((

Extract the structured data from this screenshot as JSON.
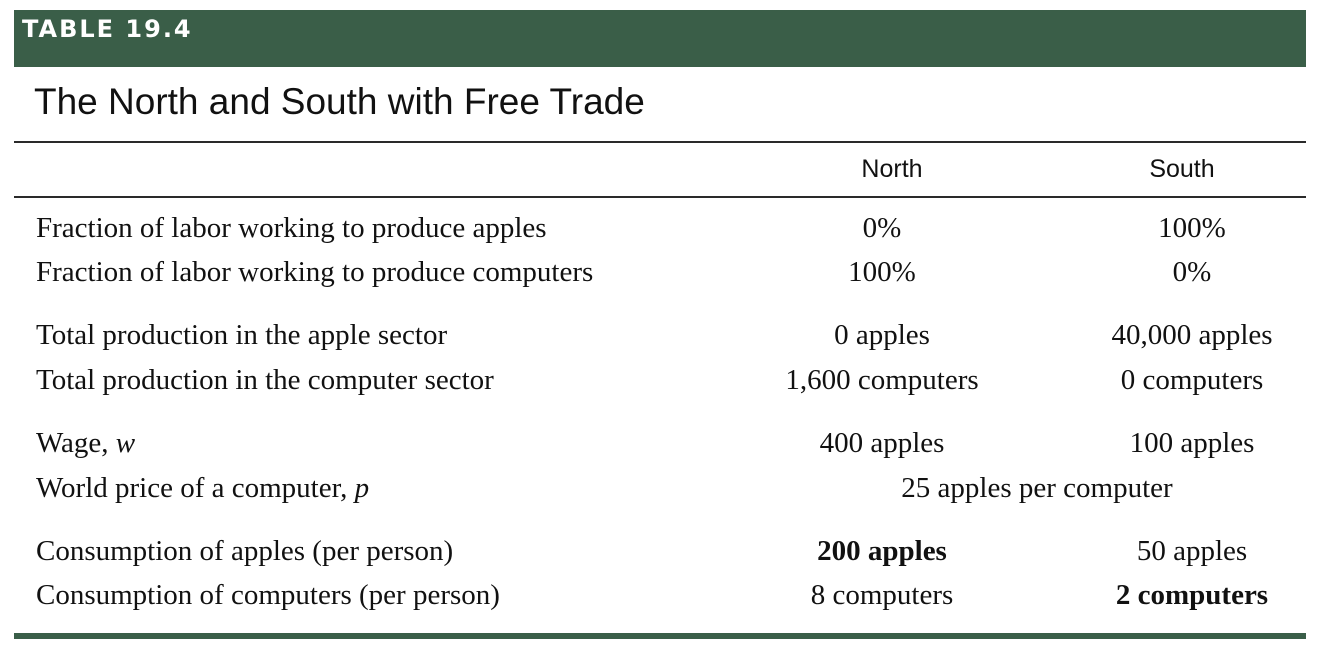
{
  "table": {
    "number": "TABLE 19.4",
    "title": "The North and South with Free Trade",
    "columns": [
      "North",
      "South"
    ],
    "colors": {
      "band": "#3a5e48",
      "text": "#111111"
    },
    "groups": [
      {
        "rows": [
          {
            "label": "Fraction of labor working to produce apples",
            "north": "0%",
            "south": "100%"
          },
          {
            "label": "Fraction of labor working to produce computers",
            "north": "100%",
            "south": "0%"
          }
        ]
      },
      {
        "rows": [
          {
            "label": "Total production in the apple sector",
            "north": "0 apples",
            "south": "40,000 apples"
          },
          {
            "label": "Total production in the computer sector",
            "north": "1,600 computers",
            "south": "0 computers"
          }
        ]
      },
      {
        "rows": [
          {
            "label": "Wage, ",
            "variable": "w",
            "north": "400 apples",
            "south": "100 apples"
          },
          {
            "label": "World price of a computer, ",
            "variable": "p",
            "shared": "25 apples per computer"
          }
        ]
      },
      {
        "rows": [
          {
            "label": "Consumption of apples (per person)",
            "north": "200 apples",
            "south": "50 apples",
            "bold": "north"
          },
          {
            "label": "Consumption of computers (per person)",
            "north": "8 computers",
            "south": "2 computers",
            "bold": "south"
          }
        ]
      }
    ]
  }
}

))
((

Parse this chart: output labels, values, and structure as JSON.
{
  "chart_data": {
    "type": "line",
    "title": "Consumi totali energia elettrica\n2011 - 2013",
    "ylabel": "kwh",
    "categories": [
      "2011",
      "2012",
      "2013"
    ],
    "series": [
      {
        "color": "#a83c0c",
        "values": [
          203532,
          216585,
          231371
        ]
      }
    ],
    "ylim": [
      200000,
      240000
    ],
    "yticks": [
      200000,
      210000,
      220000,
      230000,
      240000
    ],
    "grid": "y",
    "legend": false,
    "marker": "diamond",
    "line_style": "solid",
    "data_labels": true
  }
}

))

▶ [Written exercise]: Each line above that includes "working" should be shown.

▶ [Output below]:
            "label": "Fraction of labor working to produce apples",
            "label": "Fraction of labor working to produce computers",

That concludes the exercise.